### WHAT THE EXERCISE ASKS
Can you echo everything in the data from the line containing "x-tick-label: 1.5 (497, 504, 516, 519)" down to the line containing "y-tick-label: 5 (728, 394, 736, 410)", including both of those lines, without any changes?

### DATA FOR THIS TASK
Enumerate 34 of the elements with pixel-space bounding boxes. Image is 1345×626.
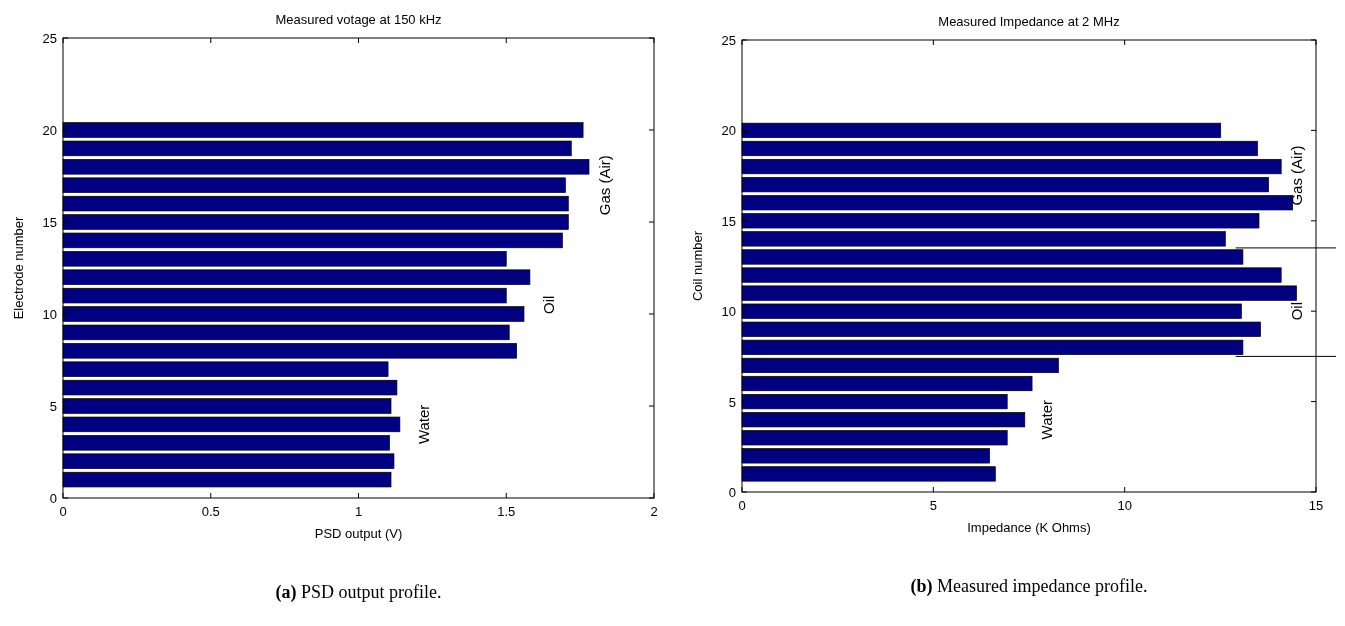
x-tick-label: 1.5 (497, 504, 516, 519)
x-tick-label: 0 (59, 504, 67, 519)
text: (a) PSD output profile. (275, 582, 442, 603)
y-axis-title: Electrode number (11, 216, 26, 320)
annotation: Water (415, 404, 433, 445)
x-tick-label: 2 (650, 504, 658, 519)
x-tick-label: 0 (738, 498, 746, 513)
y-tick-label: 15 (42, 215, 57, 230)
y-tick-label: 20 (42, 123, 57, 138)
y-tick-label: 25 (721, 33, 736, 48)
x-axis-title: Impedance (K Ohms) (967, 520, 1091, 535)
x-tick-label: 10 (1117, 498, 1132, 513)
annotation: Gas (Air) (1287, 145, 1305, 206)
y-tick-label: 25 (42, 31, 57, 46)
y-tick-label: 10 (42, 307, 57, 322)
y-tick-label: 20 (721, 123, 736, 139)
annotation: Gas (Air) (595, 155, 613, 216)
y-tick-label: 5 (728, 394, 736, 410)
chart-title: Measured Impedance at 2 MHz (938, 14, 1120, 29)
x-tick-label: 1 (354, 504, 363, 519)
x-tick-label: 0.5 (201, 504, 220, 519)
y-tick-label: 0 (728, 485, 736, 500)
y-tick-label: 10 (721, 304, 736, 320)
x-tick-label: 5 (929, 498, 937, 513)
y-axis-title: Coil number (690, 230, 705, 302)
x-axis-title: PSD output (V) (314, 526, 403, 541)
annotation: Water (1037, 399, 1055, 440)
y-tick-label: 5 (49, 399, 57, 414)
y-tick-label: 15 (721, 213, 736, 229)
annotation: Oil (539, 295, 557, 314)
annotation: Oil (1287, 302, 1305, 321)
text: (b) Measured impedance profile. (910, 576, 1148, 597)
chart-title: Measured votage at 150 kHz (275, 12, 442, 27)
x-tick-label: 15 (1308, 498, 1324, 513)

### RESPONSE TO THE TASK
x-tick-label: 1.5 (497, 504, 516, 519)
x-tick-label: 0 (59, 504, 67, 519)
text: (a) PSD output profile. (275, 582, 442, 603)
y-axis-title: Electrode number (11, 216, 26, 320)
annotation: Water (415, 404, 433, 445)
x-tick-label: 2 (650, 504, 658, 519)
x-tick-label: 0 (738, 498, 746, 513)
y-tick-label: 15 (42, 215, 57, 230)
y-tick-label: 20 (42, 123, 57, 138)
y-tick-label: 25 (721, 33, 736, 48)
x-axis-title: Impedance (K Ohms) (967, 520, 1091, 535)
x-tick-label: 10 (1117, 498, 1132, 513)
annotation: Gas (Air) (1287, 145, 1305, 206)
y-tick-label: 25 (42, 31, 57, 46)
y-tick-label: 10 (42, 307, 57, 322)
y-tick-label: 20 (721, 123, 736, 139)
annotation: Gas (Air) (595, 155, 613, 216)
y-tick-label: 5 (728, 394, 736, 410)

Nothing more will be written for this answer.